● **Work required**
Copy out each line of the data that holds the string "China".
^^^^
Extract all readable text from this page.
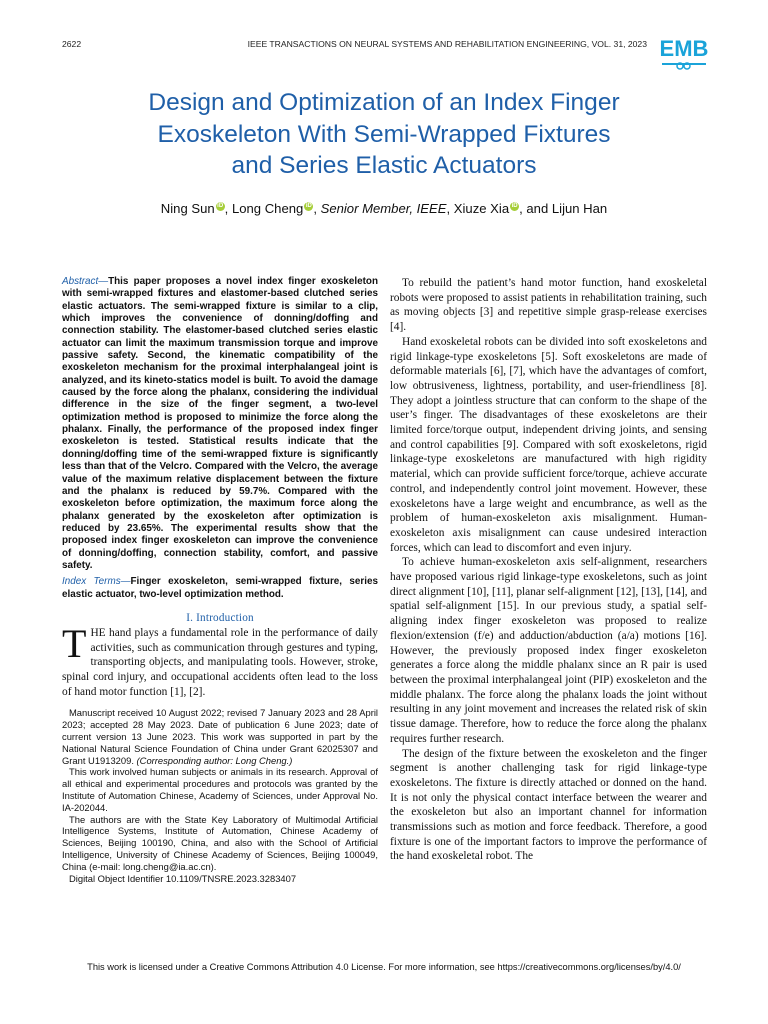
2622	IEEE TRANSACTIONS ON NEURAL SYSTEMS AND REHABILITATION ENGINEERING, VOL. 31, 2023 EMB
Design and Optimization of an Index Finger
Exoskeleton With Semi-Wrapped Fixtures
and Series Elastic Actuators
Ning Sun iD , Long Cheng iD , Senior Member, IEEE, Xiuze Xia iD , and Lijun Han

Abstract—This paper proposes a novel index finger exoskeleton with semi-wrapped fixtures and elastomer-based clutched series elastic actuators. The semi-wrapped fixture is similar to a clip, which improves the convenience of donning/doffing and connection stability. The elastomer-based clutched series elastic actuator can limit the maximum transmission torque and improve passive safety. Second, the kinematic compatibility of the exoskeleton mechanism for the proximal interphalangeal joint is analyzed, and its kineto-statics model is built. To avoid the damage caused by the force along the phalanx, considering the individual difference in the size of the finger segment, a two-level optimization method is proposed to minimize the force along the phalanx. Finally, the performance of the proposed index finger exoskeleton is tested. Statistical results indicate that the donning/doffing time of the semi-wrapped fixture is significantly less than that of the Velcro. Compared with the Velcro, the average value of the maximum relative displacement between the fixture and the phalanx is reduced by 59.7%. Compared with the exoskeleton before optimization, the maximum force along the phalanx generated by the exoskeleton after optimization is reduced by 23.65%. The experimental results show that the proposed index finger exoskeleton can improve the convenience of donning/doffing, connection stability, comfort, and passive safety.

Index Terms—Finger exoskeleton, semi-wrapped fixture, series elastic actuator, two-level optimization method.

I. Introduction

THE hand plays a fundamental role in the performance of daily activities, such as communication through gestures and typing, transporting objects, and manipulating tools. However, stroke, spinal cord injury, and occupational accidents often lead to the loss of hand motor function [1], [2].

Manuscript received 10 August 2022; revised 7 January 2023 and 28 April 2023; accepted 28 May 2023. Date of publication 6 June 2023; date of current version 13 June 2023. This work was supported in part by the National Natural Science Foundation of China under Grant 62025307 and Grant U1913209. (Corresponding author: Long Cheng.)

This work involved human subjects or animals in its research. Approval of all ethical and experimental procedures and protocols was granted by the Institute of Automation Chinese, Academy of Sciences, under Approval No. IA-202044.

The authors are with the State Key Laboratory of Multimodal Artificial Intelligence Systems, Institute of Automation, Chinese Academy of Sciences, Beijing 100190, China, and also with the School of Artificial Intelligence, University of Chinese Academy of Sciences, Beijing 100049, China (e-mail: long.cheng@ia.ac.cn).

Digital Object Identifier 10.1109/TNSRE.2023.3283407

To rebuild the patient’s hand motor function, hand exoskeletal robots were proposed to assist patients in rehabilitation training, such as moving objects [3] and repetitive simple grasp-release exercises [4].

Hand exoskeletal robots can be divided into soft exoskeletons and rigid linkage-type exoskeletons [5]. Soft exoskeletons are made of deformable materials [6], [7], which have the advantages of comfort, low obtrusiveness, lightness, portability, and user-friendliness [8]. They adopt a jointless structure that can conform to the shape of the user’s finger. The disadvantages of these exoskeletons are their limited force/torque output, independent driving joints, and sensing and control capabilities [9]. Compared with soft exoskeletons, rigid linkage-type exoskeletons are manufactured with high rigidity material, which can provide sufficient force/torque, achieve accurate control, and independently control joint movement. However, these exoskeletons have a large weight and encumbrance, as well as the problem of human-exoskeleton axis misalignment. Human-exoskeleton axis misalignment can cause undesired interaction forces, which can lead to discomfort and even injury.

To achieve human-exoskeleton axis self-alignment, researchers have proposed various rigid linkage-type exoskeletons, such as joint direct alignment [10], [11], planar self-alignment [12], [13], [14], and spatial self-alignment [15]. In our previous study, a spatial self-aligning index finger exoskeleton was proposed to realize flexion/extension (f/e) and adduction/abduction (a/a) motions [16]. However, the previously proposed index finger exoskeleton generates a force along the middle phalanx since an R pair is used between the proximal interphalangeal joint (PIP) exoskeleton and the middle phalanx. The force along the phalanx loads the joint without resulting in any joint movement and increases the related risk of skin tissue damage. Therefore, how to reduce the force along the phalanx requires further research.

The design of the fixture between the exoskeleton and the finger segment is another challenging task for rigid linkage-type exoskeletons. The fixture is directly attached or donned on the hand. It is not only the physical contact interface between the wearer and the exoskeleton but also an important channel for information transmissions such as motion and force feedback. Therefore, a good fixture is one of the important factors to improve the performance of the hand exoskeletal robot. The

This work is licensed under a Creative Commons Attribution 4.0 License. For more information, see https://creativecommons.org/licenses/by/4.0/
^^^^
● **Answer to this exercise**
Manuscript received 10 August 2022; revised 7 January 2023 and 28 April 2023; accepted 28 May 2023. Date of publication 6 June 2023; date of current version 13 June 2023. This work was supported in part by the National Natural Science Foundation of China under Grant 62025307 and Grant U1913209. (Corresponding author: Long Cheng.)
The authors are with the State Key Laboratory of Multimodal Artificial Intelligence Systems, Institute of Automation, Chinese Academy of Sciences, Beijing 100190, China, and also with the School of Artificial Intelligence, University of Chinese Academy of Sciences, Beijing 100049, China (e-mail: long.cheng@ia.ac.cn).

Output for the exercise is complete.